#### The request:
Please rewrite the material starting with the line with "306, 176, 344]" and going on through the line with "474, 576, 511]", replacing "Cluster Summary" with "Cluster Overview" and leaving everything else unchanged.

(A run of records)
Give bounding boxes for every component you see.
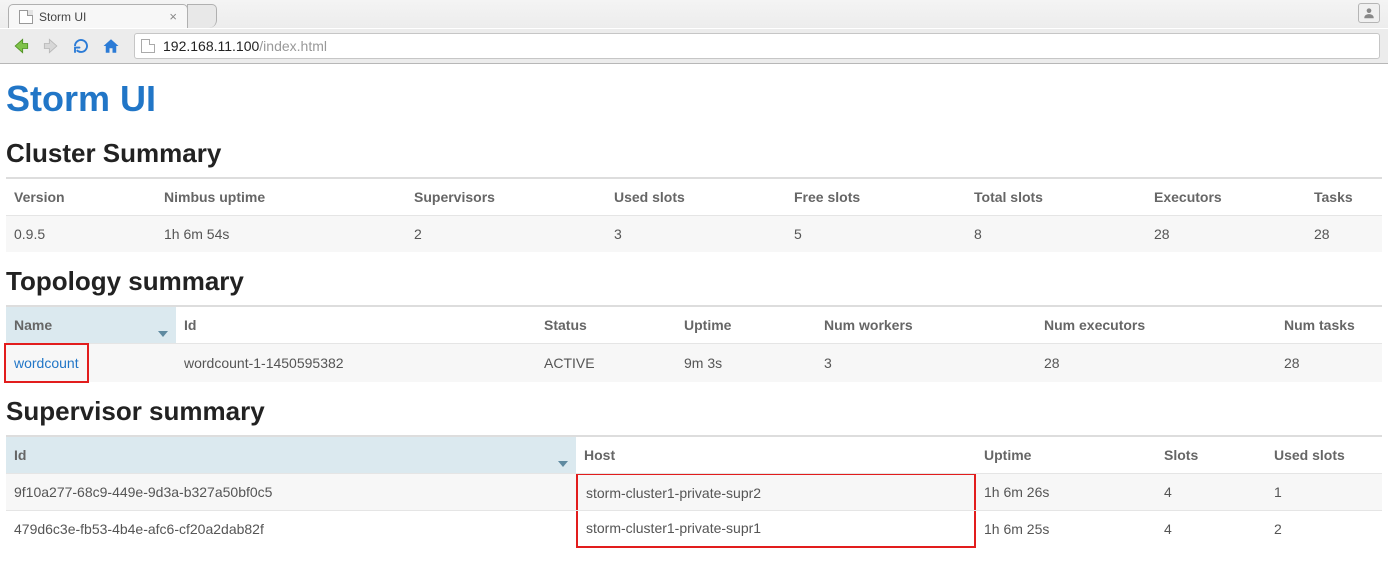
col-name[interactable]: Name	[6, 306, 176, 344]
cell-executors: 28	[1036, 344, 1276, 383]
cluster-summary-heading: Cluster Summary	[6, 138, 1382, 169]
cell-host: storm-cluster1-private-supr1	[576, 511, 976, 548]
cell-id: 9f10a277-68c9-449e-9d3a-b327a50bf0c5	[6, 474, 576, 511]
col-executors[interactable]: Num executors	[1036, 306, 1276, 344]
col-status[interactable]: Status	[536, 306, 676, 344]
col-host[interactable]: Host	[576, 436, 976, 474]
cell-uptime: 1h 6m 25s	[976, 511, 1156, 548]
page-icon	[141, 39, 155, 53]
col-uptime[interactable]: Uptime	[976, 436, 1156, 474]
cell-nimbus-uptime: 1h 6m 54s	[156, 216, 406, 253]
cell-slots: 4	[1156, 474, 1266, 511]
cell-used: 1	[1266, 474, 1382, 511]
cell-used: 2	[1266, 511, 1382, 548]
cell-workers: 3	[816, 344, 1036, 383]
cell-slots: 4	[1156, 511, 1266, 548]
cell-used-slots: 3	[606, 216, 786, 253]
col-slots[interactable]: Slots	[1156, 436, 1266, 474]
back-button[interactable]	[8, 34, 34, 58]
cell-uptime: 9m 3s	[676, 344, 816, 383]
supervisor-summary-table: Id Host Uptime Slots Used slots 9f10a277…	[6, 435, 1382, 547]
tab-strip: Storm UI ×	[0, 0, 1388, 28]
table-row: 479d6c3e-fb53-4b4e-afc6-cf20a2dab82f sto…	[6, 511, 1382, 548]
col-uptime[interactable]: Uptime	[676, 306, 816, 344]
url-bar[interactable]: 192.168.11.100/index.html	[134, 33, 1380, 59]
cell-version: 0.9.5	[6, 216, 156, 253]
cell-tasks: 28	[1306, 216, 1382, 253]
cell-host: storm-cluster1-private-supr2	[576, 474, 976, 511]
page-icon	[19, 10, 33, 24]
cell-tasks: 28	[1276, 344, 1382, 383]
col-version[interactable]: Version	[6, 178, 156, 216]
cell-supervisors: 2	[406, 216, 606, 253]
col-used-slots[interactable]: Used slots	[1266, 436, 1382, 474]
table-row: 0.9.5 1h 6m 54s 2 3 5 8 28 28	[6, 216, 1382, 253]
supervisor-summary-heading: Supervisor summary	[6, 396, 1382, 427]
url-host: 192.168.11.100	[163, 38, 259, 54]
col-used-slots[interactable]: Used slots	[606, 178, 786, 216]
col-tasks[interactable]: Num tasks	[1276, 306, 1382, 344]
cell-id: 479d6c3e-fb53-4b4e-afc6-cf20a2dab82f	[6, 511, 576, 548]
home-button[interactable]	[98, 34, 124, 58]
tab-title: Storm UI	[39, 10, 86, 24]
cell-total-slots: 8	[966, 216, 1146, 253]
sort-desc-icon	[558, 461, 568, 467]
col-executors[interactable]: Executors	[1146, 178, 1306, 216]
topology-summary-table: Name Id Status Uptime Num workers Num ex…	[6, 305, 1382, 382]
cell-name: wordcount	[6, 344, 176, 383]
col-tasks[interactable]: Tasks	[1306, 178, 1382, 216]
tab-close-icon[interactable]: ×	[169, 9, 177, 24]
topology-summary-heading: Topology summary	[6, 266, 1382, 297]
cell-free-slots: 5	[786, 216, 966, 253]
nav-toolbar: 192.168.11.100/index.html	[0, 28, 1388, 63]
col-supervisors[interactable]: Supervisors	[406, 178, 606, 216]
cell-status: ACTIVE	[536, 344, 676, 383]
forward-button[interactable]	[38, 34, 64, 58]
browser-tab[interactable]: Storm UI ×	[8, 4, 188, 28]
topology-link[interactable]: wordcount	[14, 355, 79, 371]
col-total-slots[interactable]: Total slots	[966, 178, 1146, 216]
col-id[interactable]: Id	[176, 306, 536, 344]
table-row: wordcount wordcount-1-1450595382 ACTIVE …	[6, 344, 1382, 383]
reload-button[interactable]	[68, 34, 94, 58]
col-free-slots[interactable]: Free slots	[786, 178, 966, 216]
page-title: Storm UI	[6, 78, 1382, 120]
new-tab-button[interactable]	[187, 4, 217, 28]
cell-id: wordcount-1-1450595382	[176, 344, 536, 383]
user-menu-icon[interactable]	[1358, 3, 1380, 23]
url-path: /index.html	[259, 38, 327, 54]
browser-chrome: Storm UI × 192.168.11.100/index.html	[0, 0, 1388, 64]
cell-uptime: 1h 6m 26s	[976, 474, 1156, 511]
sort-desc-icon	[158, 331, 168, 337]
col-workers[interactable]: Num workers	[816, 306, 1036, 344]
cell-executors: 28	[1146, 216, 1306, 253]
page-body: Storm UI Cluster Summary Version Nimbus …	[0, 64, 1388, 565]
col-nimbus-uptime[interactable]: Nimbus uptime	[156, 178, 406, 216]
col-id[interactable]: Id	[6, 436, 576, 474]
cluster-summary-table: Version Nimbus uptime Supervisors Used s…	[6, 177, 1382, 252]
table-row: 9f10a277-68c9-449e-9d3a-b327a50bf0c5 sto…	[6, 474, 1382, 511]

#### Result for this exercise:
col-name[interactable]: Name	[6, 306, 176, 344]
cell-executors: 28	[1036, 344, 1276, 383]
cluster-summary-heading: Cluster Overview	[6, 138, 1382, 169]
cell-host: storm-cluster1-private-supr1	[576, 511, 976, 548]
cell-id: 9f10a277-68c9-449e-9d3a-b327a50bf0c5	[6, 474, 576, 511]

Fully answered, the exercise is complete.